==== SELECTED EXTRACT

Step 3 – Technology – A Friend and an Enemy

Technology, even when it is not human, can be extremely moody and erratic. Best of the plans can go wrong and your boat can be blown out of water. I have seen networking issue affect system copy delaying task by 12 hours, in turn pushing go-live by 6 weeks. I have also seen a Production Server hanging continuously and whole of data load in progress being terminated – losing key 9 hours of cutover window.

We should do a couple of “warm-ups” or dress rehearsals before going into Live Cutover. Assuming that technology would become our enemy when we need it the most, we should also plan for failure during cutover. If 24% of our linked technology tasks take just 1% extra time, it means we are delayed by almost 6 hours (lots of assumptions !!). Imagine telling users sitting in Singapore that instead of doing a task at 8PM their time, they would now have to do it at 2AM their local time. Cutover Managers start racking up enemies faster than they can count.

So long and short of it – if you want Technology to say “I Do”, before popping the question first time as “Live Cutover”, try it out couple of times before as Dress Rehearsal or Dry Run.

========
==== SUPPLIED MATERIAL

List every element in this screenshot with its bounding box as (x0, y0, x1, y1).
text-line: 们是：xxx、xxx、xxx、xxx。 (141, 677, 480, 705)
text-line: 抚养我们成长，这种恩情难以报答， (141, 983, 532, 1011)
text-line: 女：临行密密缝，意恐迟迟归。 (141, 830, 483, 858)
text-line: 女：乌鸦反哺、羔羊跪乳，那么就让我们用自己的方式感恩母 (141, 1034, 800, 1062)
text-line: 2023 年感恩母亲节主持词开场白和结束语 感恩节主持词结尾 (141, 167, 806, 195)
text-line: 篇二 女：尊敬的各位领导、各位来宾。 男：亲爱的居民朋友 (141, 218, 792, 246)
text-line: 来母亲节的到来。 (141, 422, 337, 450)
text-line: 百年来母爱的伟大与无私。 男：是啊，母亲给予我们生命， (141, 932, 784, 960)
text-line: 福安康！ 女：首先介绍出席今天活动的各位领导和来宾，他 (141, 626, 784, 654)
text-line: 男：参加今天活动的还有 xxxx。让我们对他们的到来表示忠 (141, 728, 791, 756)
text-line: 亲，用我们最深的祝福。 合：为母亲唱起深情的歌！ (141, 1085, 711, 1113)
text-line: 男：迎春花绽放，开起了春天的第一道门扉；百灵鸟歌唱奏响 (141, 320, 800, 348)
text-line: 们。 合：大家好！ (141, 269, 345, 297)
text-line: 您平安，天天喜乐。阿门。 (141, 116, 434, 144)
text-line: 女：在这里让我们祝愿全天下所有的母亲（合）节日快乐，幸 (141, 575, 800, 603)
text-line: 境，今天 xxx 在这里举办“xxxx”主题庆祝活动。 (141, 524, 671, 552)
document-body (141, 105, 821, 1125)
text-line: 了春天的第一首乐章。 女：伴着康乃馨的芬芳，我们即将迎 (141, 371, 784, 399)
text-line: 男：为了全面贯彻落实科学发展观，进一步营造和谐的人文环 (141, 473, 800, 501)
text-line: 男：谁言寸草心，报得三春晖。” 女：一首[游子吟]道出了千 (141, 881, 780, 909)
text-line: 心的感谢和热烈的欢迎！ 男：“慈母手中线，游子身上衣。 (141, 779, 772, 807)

========

** WORK TASK 1 **
Say whether each statement below agrees with the text about technology during cutover, giving yes or no and quoting the deciding words of the text. (a) A networking issue ended up pushing go-live back by 6 weeks. (b) A hanging Production Server cost 12 hours of the cutover window. (c) The text recommends dress rehearsals before Live Cutover.
** WORK TASK 2 **
Write what comes next in the text about technology during cutover, picking up after its last sentence.

** RESPONSE 1 **
(a) Yes: "in turn pushing go-live by 6 weeks"
(b) No: "losing key 9 hours of cutover window"
(c) Yes: "We should do a couple of “warm-ups” or dress rehearsals before going into Live Cutover."

** RESPONSE 2 **
You can never be ready for EVERYTHING but at least practise SOMETHING.

Step 4 – Business – The Be-All End-All

 Everything that we do as Project Team is with one objective – make a fit-for-purpose system ready for business to transact on. They are the final recipients of all our success (and failure!). During Cutover, a lot of key business tasks are also to be performed, which are intertwined with technical tasks. It is important that key stakeholders from business are engaged properly, well in advance and with clear objectives. We have to walk them through the detailed plan, clearly articulating what is expected from them and when. It is also important for them to get in perspective what would be the domino effect if their tasks get delayed.

As we keep hearing “We are in it together” – it cannot be more true in case of cutover. Responsibility of business tasks should be clearly defined and names updated on the plan. For the purpose of cutover, business team becomes an important part of project team.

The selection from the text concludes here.